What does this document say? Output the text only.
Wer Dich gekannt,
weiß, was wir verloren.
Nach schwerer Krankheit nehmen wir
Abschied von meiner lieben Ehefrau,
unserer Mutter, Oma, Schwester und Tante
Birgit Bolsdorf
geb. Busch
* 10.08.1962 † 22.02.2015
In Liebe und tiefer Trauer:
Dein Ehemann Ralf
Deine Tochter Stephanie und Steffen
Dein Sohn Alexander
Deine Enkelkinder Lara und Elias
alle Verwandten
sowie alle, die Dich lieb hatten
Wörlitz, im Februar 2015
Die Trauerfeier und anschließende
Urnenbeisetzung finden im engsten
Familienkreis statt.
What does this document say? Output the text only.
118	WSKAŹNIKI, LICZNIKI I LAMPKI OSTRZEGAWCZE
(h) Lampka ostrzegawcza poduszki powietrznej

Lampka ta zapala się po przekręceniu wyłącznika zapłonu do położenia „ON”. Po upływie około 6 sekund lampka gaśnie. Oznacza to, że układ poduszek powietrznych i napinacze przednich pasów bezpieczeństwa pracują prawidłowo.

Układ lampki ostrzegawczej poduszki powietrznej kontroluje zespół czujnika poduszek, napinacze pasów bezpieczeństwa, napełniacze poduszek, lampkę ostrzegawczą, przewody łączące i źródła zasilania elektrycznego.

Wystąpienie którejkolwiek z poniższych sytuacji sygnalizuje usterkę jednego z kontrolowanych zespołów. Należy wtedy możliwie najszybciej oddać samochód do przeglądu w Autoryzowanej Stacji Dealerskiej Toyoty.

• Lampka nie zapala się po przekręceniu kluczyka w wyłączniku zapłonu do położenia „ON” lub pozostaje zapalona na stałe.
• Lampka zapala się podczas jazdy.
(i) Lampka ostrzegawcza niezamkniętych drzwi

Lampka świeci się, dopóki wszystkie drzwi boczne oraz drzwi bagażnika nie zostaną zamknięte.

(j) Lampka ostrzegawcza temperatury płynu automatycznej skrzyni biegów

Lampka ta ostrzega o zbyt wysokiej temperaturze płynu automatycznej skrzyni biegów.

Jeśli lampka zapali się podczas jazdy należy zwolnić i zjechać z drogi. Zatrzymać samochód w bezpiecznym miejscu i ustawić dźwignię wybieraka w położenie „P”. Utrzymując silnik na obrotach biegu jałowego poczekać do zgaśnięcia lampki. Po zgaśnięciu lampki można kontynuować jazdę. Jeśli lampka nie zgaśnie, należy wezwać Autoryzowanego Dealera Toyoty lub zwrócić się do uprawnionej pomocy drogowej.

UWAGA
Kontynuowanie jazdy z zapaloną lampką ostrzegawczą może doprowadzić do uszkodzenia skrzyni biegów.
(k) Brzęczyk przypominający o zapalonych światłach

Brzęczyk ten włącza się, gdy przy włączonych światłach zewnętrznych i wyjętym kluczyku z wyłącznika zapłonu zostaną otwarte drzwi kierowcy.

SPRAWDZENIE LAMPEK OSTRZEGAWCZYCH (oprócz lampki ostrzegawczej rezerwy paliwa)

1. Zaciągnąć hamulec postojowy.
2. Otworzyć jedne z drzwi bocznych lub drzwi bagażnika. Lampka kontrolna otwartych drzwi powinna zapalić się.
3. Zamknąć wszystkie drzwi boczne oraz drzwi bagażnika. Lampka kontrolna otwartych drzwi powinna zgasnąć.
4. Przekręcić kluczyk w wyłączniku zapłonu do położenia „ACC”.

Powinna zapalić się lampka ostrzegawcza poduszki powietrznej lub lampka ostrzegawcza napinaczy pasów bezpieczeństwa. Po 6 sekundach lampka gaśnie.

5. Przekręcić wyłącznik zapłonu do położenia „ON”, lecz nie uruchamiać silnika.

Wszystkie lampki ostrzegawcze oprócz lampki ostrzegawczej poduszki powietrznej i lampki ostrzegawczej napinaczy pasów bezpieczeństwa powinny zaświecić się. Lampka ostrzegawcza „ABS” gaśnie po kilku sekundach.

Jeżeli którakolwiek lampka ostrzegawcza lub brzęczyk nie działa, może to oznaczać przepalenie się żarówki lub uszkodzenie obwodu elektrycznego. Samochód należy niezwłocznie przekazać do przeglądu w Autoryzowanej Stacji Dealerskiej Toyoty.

Brief: Copy each line that holds the word "jazdy".

Complete output:
• Lampka zapala się podczas jazdy.
Jeśli lampka zapali się podczas jazdy należy zwolnić i zjechać z drogi. Zatrzymać samochód w bezpiecznym miejscu i ustawić dźwignię wybieraka w położenie „P”. Utrzymując silnik na obrotach biegu jałowego poczekać do zgaśnięcia lampki. Po zgaśnięciu lampki można kontynuować jazdę. Jeśli lampka nie zgaśnie, należy wezwać Autoryzowanego Dealera Toyoty lub zwrócić się do uprawnionej pomocy drogowej.
Kontynuowanie jazdy z zapaloną lampką ostrzegawczą może doprowadzić do uszkodzenia skrzyni biegów.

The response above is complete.